▶ **Task inputs**:
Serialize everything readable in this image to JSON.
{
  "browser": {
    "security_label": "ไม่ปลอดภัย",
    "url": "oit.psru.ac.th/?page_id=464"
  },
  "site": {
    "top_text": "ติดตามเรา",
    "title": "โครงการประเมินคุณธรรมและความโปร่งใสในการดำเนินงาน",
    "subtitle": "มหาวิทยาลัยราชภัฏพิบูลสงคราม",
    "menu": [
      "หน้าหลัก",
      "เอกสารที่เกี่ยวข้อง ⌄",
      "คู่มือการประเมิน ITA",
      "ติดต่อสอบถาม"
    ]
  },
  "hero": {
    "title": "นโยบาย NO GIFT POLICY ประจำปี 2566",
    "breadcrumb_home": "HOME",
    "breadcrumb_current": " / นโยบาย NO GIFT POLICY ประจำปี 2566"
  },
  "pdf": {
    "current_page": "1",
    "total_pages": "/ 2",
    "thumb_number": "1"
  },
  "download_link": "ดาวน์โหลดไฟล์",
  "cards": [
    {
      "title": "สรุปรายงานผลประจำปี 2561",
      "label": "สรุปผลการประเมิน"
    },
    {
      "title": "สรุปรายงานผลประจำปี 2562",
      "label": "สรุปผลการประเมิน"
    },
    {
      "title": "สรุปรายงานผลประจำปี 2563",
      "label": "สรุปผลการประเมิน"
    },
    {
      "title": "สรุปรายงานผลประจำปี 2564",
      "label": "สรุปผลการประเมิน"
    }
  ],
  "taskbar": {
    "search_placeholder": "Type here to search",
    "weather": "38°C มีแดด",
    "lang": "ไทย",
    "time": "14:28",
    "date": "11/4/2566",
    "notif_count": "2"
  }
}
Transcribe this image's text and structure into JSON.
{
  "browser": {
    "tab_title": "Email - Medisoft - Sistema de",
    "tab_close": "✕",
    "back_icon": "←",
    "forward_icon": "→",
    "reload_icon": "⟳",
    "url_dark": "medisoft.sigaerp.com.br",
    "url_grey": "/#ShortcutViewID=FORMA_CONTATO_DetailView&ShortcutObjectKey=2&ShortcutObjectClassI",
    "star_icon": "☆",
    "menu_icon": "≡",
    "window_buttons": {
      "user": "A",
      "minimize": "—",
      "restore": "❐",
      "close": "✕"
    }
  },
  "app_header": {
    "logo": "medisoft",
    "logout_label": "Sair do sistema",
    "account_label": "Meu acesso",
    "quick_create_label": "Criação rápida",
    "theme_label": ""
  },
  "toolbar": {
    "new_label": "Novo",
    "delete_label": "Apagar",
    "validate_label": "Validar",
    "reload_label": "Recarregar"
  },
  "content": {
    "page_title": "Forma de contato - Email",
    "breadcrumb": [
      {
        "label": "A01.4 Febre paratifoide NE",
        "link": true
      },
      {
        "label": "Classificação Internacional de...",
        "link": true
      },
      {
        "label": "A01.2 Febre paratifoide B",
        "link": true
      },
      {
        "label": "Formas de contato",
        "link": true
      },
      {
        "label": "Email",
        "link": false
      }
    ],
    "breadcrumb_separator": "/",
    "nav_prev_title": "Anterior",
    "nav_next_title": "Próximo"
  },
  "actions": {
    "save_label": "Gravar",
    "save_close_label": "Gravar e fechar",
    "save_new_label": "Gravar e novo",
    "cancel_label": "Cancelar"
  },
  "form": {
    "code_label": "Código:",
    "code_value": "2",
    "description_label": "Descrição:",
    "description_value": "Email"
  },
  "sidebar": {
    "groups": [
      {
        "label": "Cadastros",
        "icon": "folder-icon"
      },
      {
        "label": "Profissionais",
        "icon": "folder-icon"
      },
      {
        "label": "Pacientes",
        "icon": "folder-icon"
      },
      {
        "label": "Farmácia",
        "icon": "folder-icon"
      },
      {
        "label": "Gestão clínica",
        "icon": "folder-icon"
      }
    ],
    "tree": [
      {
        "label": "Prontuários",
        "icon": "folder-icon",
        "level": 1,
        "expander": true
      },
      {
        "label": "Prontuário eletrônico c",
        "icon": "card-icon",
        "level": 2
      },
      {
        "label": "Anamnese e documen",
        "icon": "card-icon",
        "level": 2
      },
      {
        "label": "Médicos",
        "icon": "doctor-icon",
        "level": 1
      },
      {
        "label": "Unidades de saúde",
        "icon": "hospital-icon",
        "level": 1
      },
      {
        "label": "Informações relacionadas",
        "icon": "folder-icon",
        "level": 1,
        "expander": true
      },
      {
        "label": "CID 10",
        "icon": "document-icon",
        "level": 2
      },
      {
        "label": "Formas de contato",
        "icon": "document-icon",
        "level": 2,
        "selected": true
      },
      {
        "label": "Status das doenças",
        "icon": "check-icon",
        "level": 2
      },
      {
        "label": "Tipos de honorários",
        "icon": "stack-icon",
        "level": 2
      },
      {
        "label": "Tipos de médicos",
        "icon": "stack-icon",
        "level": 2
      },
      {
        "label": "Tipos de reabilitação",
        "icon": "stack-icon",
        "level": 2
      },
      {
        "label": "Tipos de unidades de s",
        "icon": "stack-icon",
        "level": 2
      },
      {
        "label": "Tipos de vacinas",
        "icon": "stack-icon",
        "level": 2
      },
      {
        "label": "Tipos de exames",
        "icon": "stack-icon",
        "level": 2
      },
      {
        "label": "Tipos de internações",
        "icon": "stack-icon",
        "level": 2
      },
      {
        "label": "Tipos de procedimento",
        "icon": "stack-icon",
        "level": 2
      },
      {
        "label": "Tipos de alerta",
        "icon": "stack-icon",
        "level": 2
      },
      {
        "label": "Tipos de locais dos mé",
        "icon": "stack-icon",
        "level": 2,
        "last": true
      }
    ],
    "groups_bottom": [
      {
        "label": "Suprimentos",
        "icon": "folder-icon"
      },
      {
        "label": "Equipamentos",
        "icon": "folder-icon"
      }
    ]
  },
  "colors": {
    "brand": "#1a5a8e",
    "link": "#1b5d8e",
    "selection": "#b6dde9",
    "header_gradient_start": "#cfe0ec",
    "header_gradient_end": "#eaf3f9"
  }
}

▶ **Request**: Above are the records; retype them all without a single difference.

▶ **Exercise result**:
Serialize everything readable in this image to JSON.
{
  "browser": {
    "security_label": "ไม่ปลอดภัย",
    "url": "oit.psru.ac.th/?page_id=464"
  },
  "site": {
    "top_text": "ติดตามเรา",
    "title": "โครงการประเมินคุณธรรมและความโปร่งใสในการดำเนินงาน",
    "subtitle": "มหาวิทยาลัยราชภัฏพิบูลสงคราม",
    "menu": [
      "หน้าหลัก",
      "เอกสารที่เกี่ยวข้อง ⌄",
      "คู่มือการประเมิน ITA",
      "ติดต่อสอบถาม"
    ]
  },
  "hero": {
    "title": "นโยบาย NO GIFT POLICY ประจำปี 2566",
    "breadcrumb_home": "HOME",
    "breadcrumb_current": " / นโยบาย NO GIFT POLICY ประจำปี 2566"
  },
  "pdf": {
    "current_page": "1",
    "total_pages": "/ 2",
    "thumb_number": "1"
  },
  "download_link": "ดาวน์โหลดไฟล์",
  "cards": [
    {
      "title": "สรุปรายงานผลประจำปี 2561",
      "label": "สรุปผลการประเมิน"
    },
    {
      "title": "สรุปรายงานผลประจำปี 2562",
      "label": "สรุปผลการประเมิน"
    },
    {
      "title": "สรุปรายงานผลประจำปี 2563",
      "label": "สรุปผลการประเมิน"
    },
    {
      "title": "สรุปรายงานผลประจำปี 2564",
      "label": "สรุปผลการประเมิน"
    }
  ],
  "taskbar": {
    "search_placeholder": "Type here to search",
    "weather": "38°C มีแดด",
    "lang": "ไทย",
    "time": "14:28",
    "date": "11/4/2566",
    "notif_count": "2"
  }
}
Transcribe this image's text and structure into JSON.
{
  "browser": {
    "tab_title": "Email - Medisoft - Sistema de",
    "tab_close": "✕",
    "back_icon": "←",
    "forward_icon": "→",
    "reload_icon": "⟳",
    "url_dark": "medisoft.sigaerp.com.br",
    "url_grey": "/#ShortcutViewID=FORMA_CONTATO_DetailView&ShortcutObjectKey=2&ShortcutObjectClassI",
    "star_icon": "☆",
    "menu_icon": "≡",
    "window_buttons": {
      "user": "A",
      "minimize": "—",
      "restore": "❐",
      "close": "✕"
    }
  },
  "app_header": {
    "logo": "medisoft",
    "logout_label": "Sair do sistema",
    "account_label": "Meu acesso",
    "quick_create_label": "Criação rápida",
    "theme_label": ""
  },
  "toolbar": {
    "new_label": "Novo",
    "delete_label": "Apagar",
    "validate_label": "Validar",
    "reload_label": "Recarregar"
  },
  "content": {
    "page_title": "Forma de contato - Email",
    "breadcrumb": [
      {
        "label": "A01.4 Febre paratifoide NE",
        "link": true
      },
      {
        "label": "Classificação Internacional de...",
        "link": true
      },
      {
        "label": "A01.2 Febre paratifoide B",
        "link": true
      },
      {
        "label": "Formas de contato",
        "link": true
      },
      {
        "label": "Email",
        "link": false
      }
    ],
    "breadcrumb_separator": "/",
    "nav_prev_title": "Anterior",
    "nav_next_title": "Próximo"
  },
  "actions": {
    "save_label": "Gravar",
    "save_close_label": "Gravar e fechar",
    "save_new_label": "Gravar e novo",
    "cancel_label": "Cancelar"
  },
  "form": {
    "code_label": "Código:",
    "code_value": "2",
    "description_label": "Descrição:",
    "description_value": "Email"
  },
  "sidebar": {
    "groups": [
      {
        "label": "Cadastros",
        "icon": "folder-icon"
      },
      {
        "label": "Profissionais",
        "icon": "folder-icon"
      },
      {
        "label": "Pacientes",
        "icon": "folder-icon"
      },
      {
        "label": "Farmácia",
        "icon": "folder-icon"
      },
      {
        "label": "Gestão clínica",
        "icon": "folder-icon"
      }
    ],
    "tree": [
      {
        "label": "Prontuários",
        "icon": "folder-icon",
        "level": 1,
        "expander": true
      },
      {
        "label": "Prontuário eletrônico c",
        "icon": "card-icon",
        "level": 2
      },
      {
        "label": "Anamnese e documen",
        "icon": "card-icon",
        "level": 2
      },
      {
        "label": "Médicos",
        "icon": "doctor-icon",
        "level": 1
      },
      {
        "label": "Unidades de saúde",
        "icon": "hospital-icon",
        "level": 1
      },
      {
        "label": "Informações relacionadas",
        "icon": "folder-icon",
        "level": 1,
        "expander": true
      },
      {
        "label": "CID 10",
        "icon": "document-icon",
        "level": 2
      },
      {
        "label": "Formas de contato",
        "icon": "document-icon",
        "level": 2,
        "selected": true
      },
      {
        "label": "Status das doenças",
        "icon": "check-icon",
        "level": 2
      },
      {
        "label": "Tipos de honorários",
        "icon": "stack-icon",
        "level": 2
      },
      {
        "label": "Tipos de médicos",
        "icon": "stack-icon",
        "level": 2
      },
      {
        "label": "Tipos de reabilitação",
        "icon": "stack-icon",
        "level": 2
      },
      {
        "label": "Tipos de unidades de s",
        "icon": "stack-icon",
        "level": 2
      },
      {
        "label": "Tipos de vacinas",
        "icon": "stack-icon",
        "level": 2
      },
      {
        "label": "Tipos de exames",
        "icon": "stack-icon",
        "level": 2
      },
      {
        "label": "Tipos de internações",
        "icon": "stack-icon",
        "level": 2
      },
      {
        "label": "Tipos de procedimento",
        "icon": "stack-icon",
        "level": 2
      },
      {
        "label": "Tipos de alerta",
        "icon": "stack-icon",
        "level": 2
      },
      {
        "label": "Tipos de locais dos mé",
        "icon": "stack-icon",
        "level": 2,
        "last": true
      }
    ],
    "groups_bottom": [
      {
        "label": "Suprimentos",
        "icon": "folder-icon"
      },
      {
        "label": "Equipamentos",
        "icon": "folder-icon"
      }
    ]
  },
  "colors": {
    "brand": "#1a5a8e",
    "link": "#1b5d8e",
    "selection": "#b6dde9",
    "header_gradient_start": "#cfe0ec",
    "header_gradient_end": "#eaf3f9"
  }
}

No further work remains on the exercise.